* **Exercise directions**: Please print every record below exactly as it appears.

* **Given records**:
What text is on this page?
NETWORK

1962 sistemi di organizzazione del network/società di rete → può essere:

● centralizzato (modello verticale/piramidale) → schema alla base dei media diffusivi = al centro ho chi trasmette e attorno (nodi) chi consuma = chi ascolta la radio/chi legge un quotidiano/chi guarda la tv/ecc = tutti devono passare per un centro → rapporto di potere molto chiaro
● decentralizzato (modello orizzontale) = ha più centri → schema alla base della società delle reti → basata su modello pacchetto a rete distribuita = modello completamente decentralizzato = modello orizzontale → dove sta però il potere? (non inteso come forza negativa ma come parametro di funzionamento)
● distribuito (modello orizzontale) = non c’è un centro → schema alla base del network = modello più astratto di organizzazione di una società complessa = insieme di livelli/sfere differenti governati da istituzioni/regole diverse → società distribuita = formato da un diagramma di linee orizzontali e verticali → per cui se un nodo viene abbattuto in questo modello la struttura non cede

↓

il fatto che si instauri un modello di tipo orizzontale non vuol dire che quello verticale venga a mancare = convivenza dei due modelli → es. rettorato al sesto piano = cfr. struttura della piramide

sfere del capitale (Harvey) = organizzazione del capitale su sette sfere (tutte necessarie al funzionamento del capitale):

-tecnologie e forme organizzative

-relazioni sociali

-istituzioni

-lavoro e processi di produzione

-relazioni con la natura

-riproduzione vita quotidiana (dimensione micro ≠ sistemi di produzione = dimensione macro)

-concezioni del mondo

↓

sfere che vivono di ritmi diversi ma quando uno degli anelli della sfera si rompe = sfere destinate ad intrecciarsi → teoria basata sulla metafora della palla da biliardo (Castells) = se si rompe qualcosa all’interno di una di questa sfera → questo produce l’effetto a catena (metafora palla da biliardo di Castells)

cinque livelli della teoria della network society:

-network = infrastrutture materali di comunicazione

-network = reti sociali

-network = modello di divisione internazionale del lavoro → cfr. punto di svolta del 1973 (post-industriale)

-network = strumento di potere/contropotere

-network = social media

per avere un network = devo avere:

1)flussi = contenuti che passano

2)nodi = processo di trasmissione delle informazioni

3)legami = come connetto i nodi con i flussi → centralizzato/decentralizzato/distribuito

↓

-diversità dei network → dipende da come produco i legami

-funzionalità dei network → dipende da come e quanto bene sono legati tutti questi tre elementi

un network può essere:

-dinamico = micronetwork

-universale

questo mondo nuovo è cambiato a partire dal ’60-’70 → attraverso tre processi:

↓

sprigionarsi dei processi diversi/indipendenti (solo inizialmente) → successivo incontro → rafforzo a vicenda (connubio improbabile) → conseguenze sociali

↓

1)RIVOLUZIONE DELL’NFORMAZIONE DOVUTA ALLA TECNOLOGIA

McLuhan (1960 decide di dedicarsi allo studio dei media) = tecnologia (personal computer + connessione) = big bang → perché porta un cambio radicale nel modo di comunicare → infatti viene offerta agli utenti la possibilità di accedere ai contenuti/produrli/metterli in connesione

* **Final result**:
What text is on this page?
NETWORK

1962 sistemi di organizzazione del network/società di rete → può essere:

● centralizzato (modello verticale/piramidale) → schema alla base dei media diffusivi = al centro ho chi trasmette e attorno (nodi) chi consuma = chi ascolta la radio/chi legge un quotidiano/chi guarda la tv/ecc = tutti devono passare per un centro → rapporto di potere molto chiaro
● decentralizzato (modello orizzontale) = ha più centri → schema alla base della società delle reti → basata su modello pacchetto a rete distribuita = modello completamente decentralizzato = modello orizzontale → dove sta però il potere? (non inteso come forza negativa ma come parametro di funzionamento)
● distribuito (modello orizzontale) = non c’è un centro → schema alla base del network = modello più astratto di organizzazione di una società complessa = insieme di livelli/sfere differenti governati da istituzioni/regole diverse → società distribuita = formato da un diagramma di linee orizzontali e verticali → per cui se un nodo viene abbattuto in questo modello la struttura non cede

↓

il fatto che si instauri un modello di tipo orizzontale non vuol dire che quello verticale venga a mancare = convivenza dei due modelli → es. rettorato al sesto piano = cfr. struttura della piramide

sfere del capitale (Harvey) = organizzazione del capitale su sette sfere (tutte necessarie al funzionamento del capitale):

-tecnologie e forme organizzative

-relazioni sociali

-istituzioni

-lavoro e processi di produzione

-relazioni con la natura

-riproduzione vita quotidiana (dimensione micro ≠ sistemi di produzione = dimensione macro)

-concezioni del mondo

↓

sfere che vivono di ritmi diversi ma quando uno degli anelli della sfera si rompe = sfere destinate ad intrecciarsi → teoria basata sulla metafora della palla da biliardo (Castells) = se si rompe qualcosa all’interno di una di questa sfera → questo produce l’effetto a catena (metafora palla da biliardo di Castells)

cinque livelli della teoria della network society:

-network = infrastrutture materali di comunicazione

-network = reti sociali

-network = modello di divisione internazionale del lavoro → cfr. punto di svolta del 1973 (post-industriale)

-network = strumento di potere/contropotere

-network = social media

per avere un network = devo avere:

1)flussi = contenuti che passano

2)nodi = processo di trasmissione delle informazioni

3)legami = come connetto i nodi con i flussi → centralizzato/decentralizzato/distribuito

↓

-diversità dei network → dipende da come produco i legami

-funzionalità dei network → dipende da come e quanto bene sono legati tutti questi tre elementi

un network può essere:

-dinamico = micronetwork

-universale

questo mondo nuovo è cambiato a partire dal ’60-’70 → attraverso tre processi:

↓

sprigionarsi dei processi diversi/indipendenti (solo inizialmente) → successivo incontro → rafforzo a vicenda (connubio improbabile) → conseguenze sociali

↓

1)RIVOLUZIONE DELL’NFORMAZIONE DOVUTA ALLA TECNOLOGIA

McLuhan (1960 decide di dedicarsi allo studio dei media) = tecnologia (personal computer + connessione) = big bang → perché porta un cambio radicale nel modo di comunicare → infatti viene offerta agli utenti la possibilità di accedere ai contenuti/produrli/metterli in connesione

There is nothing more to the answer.